#### Task objective:
Check each line of the entries below for the string "text"; copy every line where it appears.

#### Data for this exercise:
*-*-*
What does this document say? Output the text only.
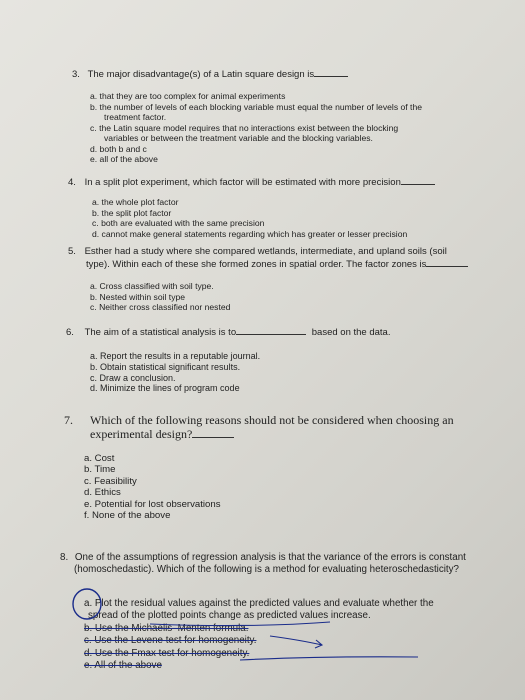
3. The major disadvantage(s) of a Latin square design is
a. that they are too complex for animal experiments
b. the number of levels of each blocking variable must equal the number of levels of the
treatment factor.
c. the Latin square model requires that no interactions exist between the blocking
variables or between the treatment variable and the blocking variables.
d. both b and c
e. all of the above
4. In a split plot experiment, which factor will be estimated with more precision
a. the whole plot factor
b. the split plot factor
c. both are evaluated with the same precision
d. cannot make general statements regarding which has greater or lesser precision
5. Esther had a study where she compared wetlands, intermediate, and upland soils (soil
type). Within each of these she formed zones in spatial order. The factor zones is
a. Cross classified with soil type.
b. Nested within soil type
c. Neither cross classified nor nested
6. The aim of a statistical analysis is to	based on the data.
a. Report the results in a reputable journal.
b. Obtain statistical significant results.
c. Draw a conclusion.
d. Minimize the lines of program code
7. Which of the following reasons should not be considered when choosing an
experimental design?
a. Cost
b. Time
c. Feasibility
d. Ethics
e. Potential for lost observations
f. None of the above
8. One of the assumptions of regression analysis is that the variance of the errors is constant
(homoschedastic). Which of the following is a method for evaluating heteroschedasticity?
a. Plot the residual values against the predicted values and evaluate whether the
spread of the plotted points change as predicted values increase.
b. Use the Michaelis–Menten formula.
c. Use the Levene test for homogeneity.
d. Use the Fmax test for homogeneity.
e. All of the above
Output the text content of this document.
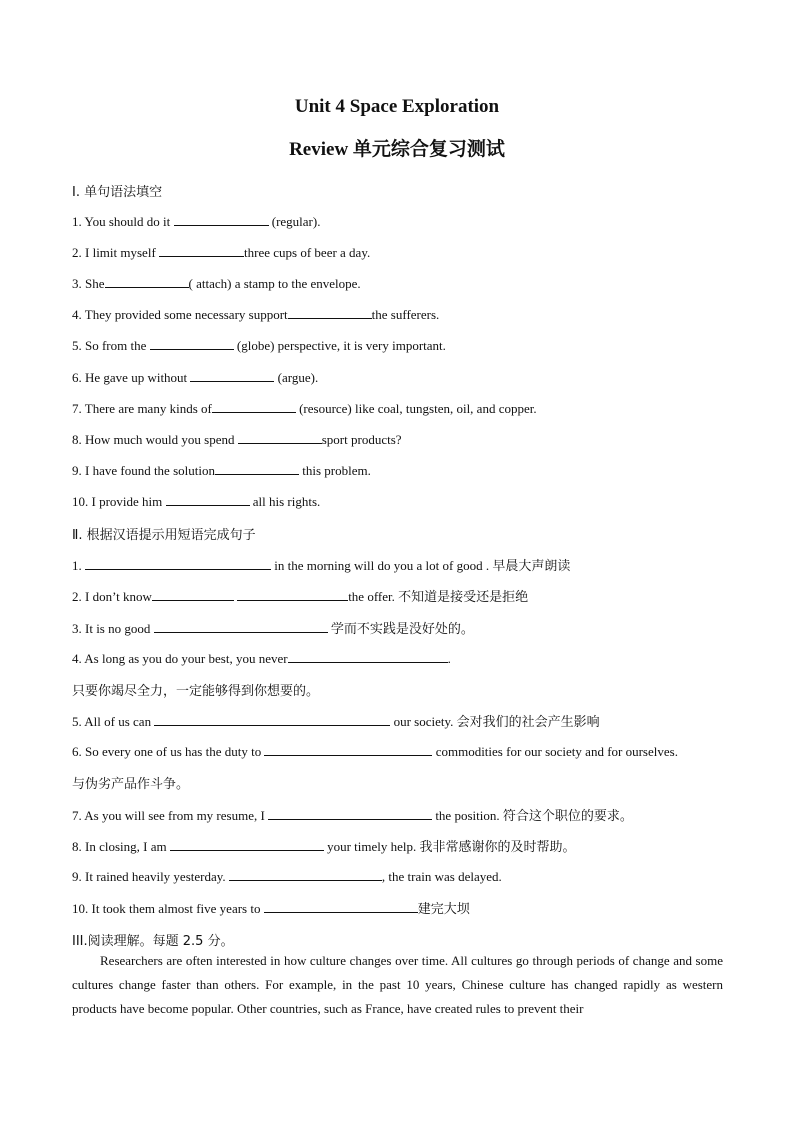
Unit 4 Space Exploration
Review 单元综合复习测试
Ⅰ. 单句语法填空
1. You should do it	(regular).
2. I limit myself	three cups of beer a day.
3. She	( attach) a stamp to the envelope.
4. They provided some necessary support	the sufferers.
5. So from the	(globe) perspective, it is very important.
6. He gave up without	(argue).
7. There are many kinds of	(resource) like coal, tungsten, oil, and copper.
8. How much would you spend	sport products?
9. I have found the solution	this problem.
10. I provide him	all his rights.
Ⅱ. 根据汉语提示用短语完成句子
1.	in the morning will do you a lot of good . 早晨大声朗读
2. I don’t know	the offer. 不知道是接受还是拒绝
3. It is no good	学而不实践是没好处的。
4. As long as you do your best, you never	.
只要你竭尽全力，一定能够得到你想要的。
5. All of us can	our society. 会对我们的社会产生影响
6. So every one of us has the duty to	commodities for our society and for ourselves.
与伪劣产品作斗争。
7. As you will see from my resume, I	the position. 符合这个职位的要求。
8. In closing, I am	your timely help. 我非常感谢你的及时帮助。
9. It rained heavily yesterday.	, the train was delayed.
10. It took them almost five years to	建完大坝
III.阅读理解。每题 2.5 分。
Researchers are often interested in how culture changes over time. All cultures go through periods of change and some cultures change faster than others. For example, in the past 10 years, Chinese culture has changed rapidly as western products have become popular. Other countries, such as France, have created rules to prevent their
*-*-*
#### Solved problem:
What does this document say? Output the text only.
Output the text content of this document.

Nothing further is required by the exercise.